Written instruction:
Select each line where the word "marker" appears.

Provided information:
_ _ _ _ _ _ _
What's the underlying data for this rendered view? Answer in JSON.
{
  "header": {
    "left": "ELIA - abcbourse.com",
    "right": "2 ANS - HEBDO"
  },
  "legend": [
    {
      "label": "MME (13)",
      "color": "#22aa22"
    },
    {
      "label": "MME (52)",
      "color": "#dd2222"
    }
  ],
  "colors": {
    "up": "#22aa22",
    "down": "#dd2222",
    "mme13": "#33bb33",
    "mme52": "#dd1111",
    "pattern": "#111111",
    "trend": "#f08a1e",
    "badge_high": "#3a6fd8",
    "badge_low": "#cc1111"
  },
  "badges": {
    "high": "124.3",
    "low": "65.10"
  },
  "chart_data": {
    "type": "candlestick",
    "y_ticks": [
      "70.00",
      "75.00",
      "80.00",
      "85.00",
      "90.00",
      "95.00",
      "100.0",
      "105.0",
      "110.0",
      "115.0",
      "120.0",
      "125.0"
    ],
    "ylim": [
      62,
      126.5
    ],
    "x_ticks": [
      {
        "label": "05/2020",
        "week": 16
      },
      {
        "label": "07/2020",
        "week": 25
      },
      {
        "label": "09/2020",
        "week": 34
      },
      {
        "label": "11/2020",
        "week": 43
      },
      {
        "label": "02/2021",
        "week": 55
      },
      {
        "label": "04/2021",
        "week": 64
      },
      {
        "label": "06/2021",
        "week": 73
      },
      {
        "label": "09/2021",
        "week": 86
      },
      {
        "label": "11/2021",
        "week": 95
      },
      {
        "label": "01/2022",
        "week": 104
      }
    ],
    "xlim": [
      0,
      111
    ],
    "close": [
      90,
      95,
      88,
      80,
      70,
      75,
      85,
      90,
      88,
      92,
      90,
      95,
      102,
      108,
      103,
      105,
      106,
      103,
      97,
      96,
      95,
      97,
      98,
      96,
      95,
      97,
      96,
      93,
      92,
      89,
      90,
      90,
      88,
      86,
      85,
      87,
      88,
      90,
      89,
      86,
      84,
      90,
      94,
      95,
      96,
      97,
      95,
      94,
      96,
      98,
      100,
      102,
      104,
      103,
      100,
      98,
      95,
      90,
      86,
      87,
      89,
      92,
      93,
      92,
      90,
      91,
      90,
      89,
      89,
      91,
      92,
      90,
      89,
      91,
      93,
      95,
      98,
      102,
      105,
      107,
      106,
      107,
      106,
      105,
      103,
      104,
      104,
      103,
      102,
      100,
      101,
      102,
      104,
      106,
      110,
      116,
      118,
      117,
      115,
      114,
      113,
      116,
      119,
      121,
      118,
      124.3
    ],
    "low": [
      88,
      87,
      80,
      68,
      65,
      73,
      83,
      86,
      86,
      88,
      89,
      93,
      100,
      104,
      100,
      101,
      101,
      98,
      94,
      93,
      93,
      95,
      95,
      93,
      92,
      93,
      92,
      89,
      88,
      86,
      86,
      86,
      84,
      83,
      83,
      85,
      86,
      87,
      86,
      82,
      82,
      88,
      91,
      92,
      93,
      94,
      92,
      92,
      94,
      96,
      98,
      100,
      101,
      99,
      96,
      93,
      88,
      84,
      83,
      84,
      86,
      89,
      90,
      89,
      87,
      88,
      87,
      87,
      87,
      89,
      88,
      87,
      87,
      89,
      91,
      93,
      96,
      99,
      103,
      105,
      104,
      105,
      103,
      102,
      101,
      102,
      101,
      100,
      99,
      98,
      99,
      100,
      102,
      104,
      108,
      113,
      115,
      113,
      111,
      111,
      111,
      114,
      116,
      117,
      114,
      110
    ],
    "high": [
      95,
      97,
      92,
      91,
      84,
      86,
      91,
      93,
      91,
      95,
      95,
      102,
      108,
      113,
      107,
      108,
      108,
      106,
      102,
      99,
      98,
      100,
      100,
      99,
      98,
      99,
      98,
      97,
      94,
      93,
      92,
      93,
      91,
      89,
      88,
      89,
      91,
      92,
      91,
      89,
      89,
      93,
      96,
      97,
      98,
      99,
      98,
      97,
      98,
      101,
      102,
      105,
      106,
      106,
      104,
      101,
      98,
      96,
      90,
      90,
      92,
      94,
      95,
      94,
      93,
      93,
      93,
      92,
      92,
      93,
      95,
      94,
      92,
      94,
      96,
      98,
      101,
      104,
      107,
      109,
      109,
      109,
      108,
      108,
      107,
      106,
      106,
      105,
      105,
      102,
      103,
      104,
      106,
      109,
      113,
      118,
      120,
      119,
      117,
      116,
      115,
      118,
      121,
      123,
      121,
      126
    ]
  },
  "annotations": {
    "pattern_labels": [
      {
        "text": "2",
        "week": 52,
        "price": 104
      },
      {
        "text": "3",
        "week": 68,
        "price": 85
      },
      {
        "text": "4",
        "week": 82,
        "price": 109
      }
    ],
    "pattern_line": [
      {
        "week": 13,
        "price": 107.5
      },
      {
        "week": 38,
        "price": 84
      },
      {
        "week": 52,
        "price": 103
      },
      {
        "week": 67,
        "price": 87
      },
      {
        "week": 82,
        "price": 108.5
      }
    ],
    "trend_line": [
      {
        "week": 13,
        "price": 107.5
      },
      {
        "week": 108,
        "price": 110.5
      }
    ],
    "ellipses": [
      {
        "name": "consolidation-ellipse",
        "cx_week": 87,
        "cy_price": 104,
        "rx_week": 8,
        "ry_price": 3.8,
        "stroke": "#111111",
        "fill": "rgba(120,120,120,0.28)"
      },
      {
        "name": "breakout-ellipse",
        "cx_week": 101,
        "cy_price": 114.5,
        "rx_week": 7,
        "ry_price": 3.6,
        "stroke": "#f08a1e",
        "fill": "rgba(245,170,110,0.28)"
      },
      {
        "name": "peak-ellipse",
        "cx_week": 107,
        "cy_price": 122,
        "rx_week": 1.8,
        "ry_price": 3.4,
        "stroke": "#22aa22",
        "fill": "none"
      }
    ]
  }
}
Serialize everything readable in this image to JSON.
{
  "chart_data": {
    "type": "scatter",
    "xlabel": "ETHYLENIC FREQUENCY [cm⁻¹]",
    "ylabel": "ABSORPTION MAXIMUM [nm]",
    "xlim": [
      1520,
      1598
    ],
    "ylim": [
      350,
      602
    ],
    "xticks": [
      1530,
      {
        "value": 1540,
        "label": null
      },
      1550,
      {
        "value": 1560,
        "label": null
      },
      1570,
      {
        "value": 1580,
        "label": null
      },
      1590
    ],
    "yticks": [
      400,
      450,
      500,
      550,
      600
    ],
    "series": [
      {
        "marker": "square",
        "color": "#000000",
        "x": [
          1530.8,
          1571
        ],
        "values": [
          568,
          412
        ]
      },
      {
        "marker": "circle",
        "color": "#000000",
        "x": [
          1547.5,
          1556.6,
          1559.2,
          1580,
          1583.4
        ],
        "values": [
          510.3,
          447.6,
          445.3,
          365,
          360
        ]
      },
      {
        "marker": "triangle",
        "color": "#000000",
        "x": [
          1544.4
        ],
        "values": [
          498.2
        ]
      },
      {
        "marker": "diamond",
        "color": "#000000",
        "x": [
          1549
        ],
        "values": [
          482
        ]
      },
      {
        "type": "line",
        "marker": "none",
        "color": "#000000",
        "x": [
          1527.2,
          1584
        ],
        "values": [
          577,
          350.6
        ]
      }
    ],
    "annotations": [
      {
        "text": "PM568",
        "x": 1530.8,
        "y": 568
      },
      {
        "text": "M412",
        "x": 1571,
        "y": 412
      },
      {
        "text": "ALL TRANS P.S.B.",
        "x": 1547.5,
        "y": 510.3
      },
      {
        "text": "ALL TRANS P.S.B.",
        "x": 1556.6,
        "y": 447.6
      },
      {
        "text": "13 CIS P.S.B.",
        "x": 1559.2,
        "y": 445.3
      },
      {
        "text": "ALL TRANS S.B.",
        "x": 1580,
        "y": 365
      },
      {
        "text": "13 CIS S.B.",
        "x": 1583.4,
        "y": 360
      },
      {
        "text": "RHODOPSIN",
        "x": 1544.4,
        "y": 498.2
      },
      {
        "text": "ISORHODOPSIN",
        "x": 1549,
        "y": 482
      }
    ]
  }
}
_ _ _ _ _ _ _
Complete output:
        "marker": "square",
        "marker": "circle",
        "marker": "triangle",
        "marker": "diamond",
        "marker": "none",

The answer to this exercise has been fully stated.